• _Problem description_
From the listing below, pick out each line with the word "title".

• _Supplied material_
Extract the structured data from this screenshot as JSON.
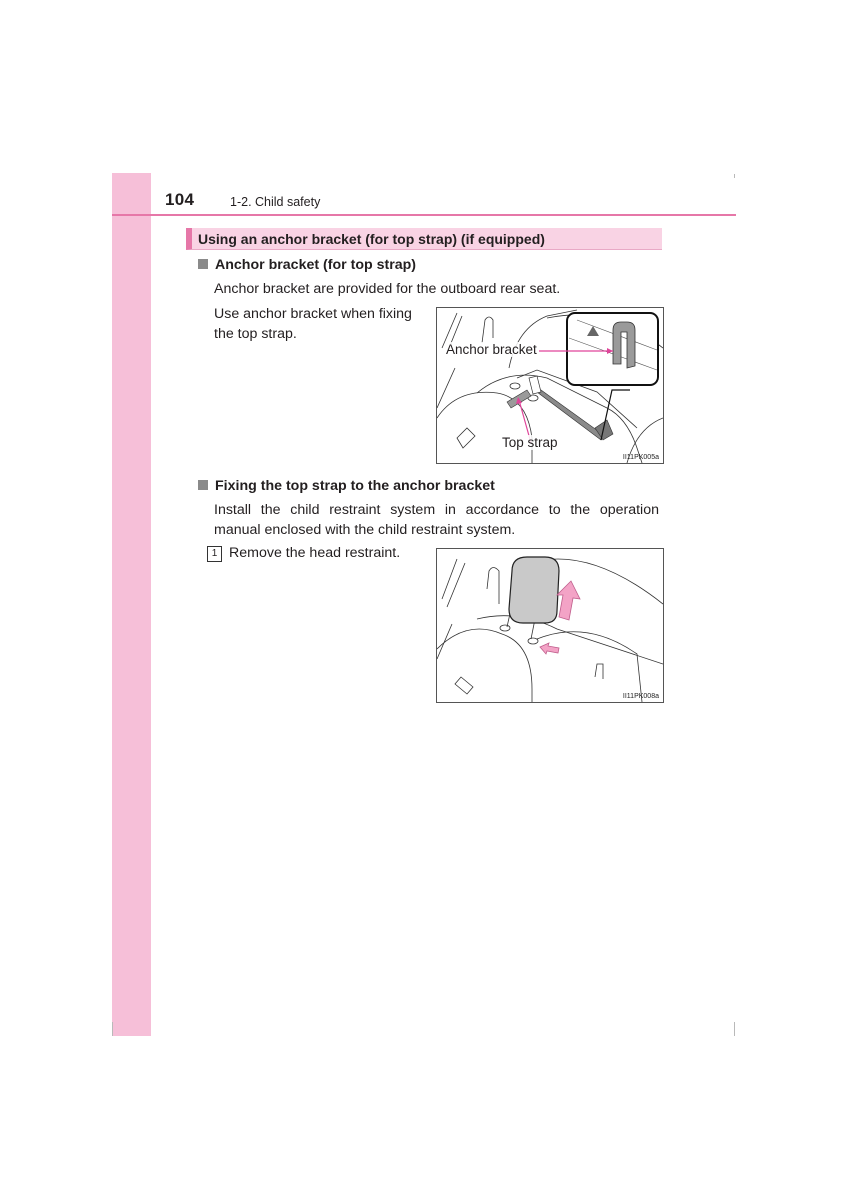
{
  "header": {
    "page_number": "104",
    "chapter": "1-2. Child safety"
  },
  "section": {
    "title": "Using an anchor bracket (for top strap) (if equipped)"
  },
  "subsections": [
    {
      "title": "Anchor bracket (for top strap)",
      "paragraphs": [
        "Anchor bracket are provided for the outboard rear seat.",
        "Use anchor bracket when fixing",
        "the top strap."
      ],
      "figure": {
        "code": "II11PK005a",
        "callouts": [
          "Anchor bracket",
          "Top strap"
        ]
      }
    },
    {
      "title": "Fixing the top strap to the anchor bracket",
      "paragraphs": [
        "Install the child restraint system in accordance to the operation",
        "manual enclosed with the child restraint system."
      ],
      "steps": [
        {
          "number": "1",
          "text": "Remove the head restraint."
        }
      ],
      "figure": {
        "code": "II11PK008a"
      }
    }
  ],
  "colors": {
    "accent": "#e677a8",
    "sidebar": "#f6bfd8",
    "heading_bg": "#f9d3e4"
  }
}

• _Task output_
    "title": "Using an anchor bracket (for top strap) (if equipped)"
      "title": "Anchor bracket (for top strap)",
      "title": "Fixing the top strap to the anchor bracket",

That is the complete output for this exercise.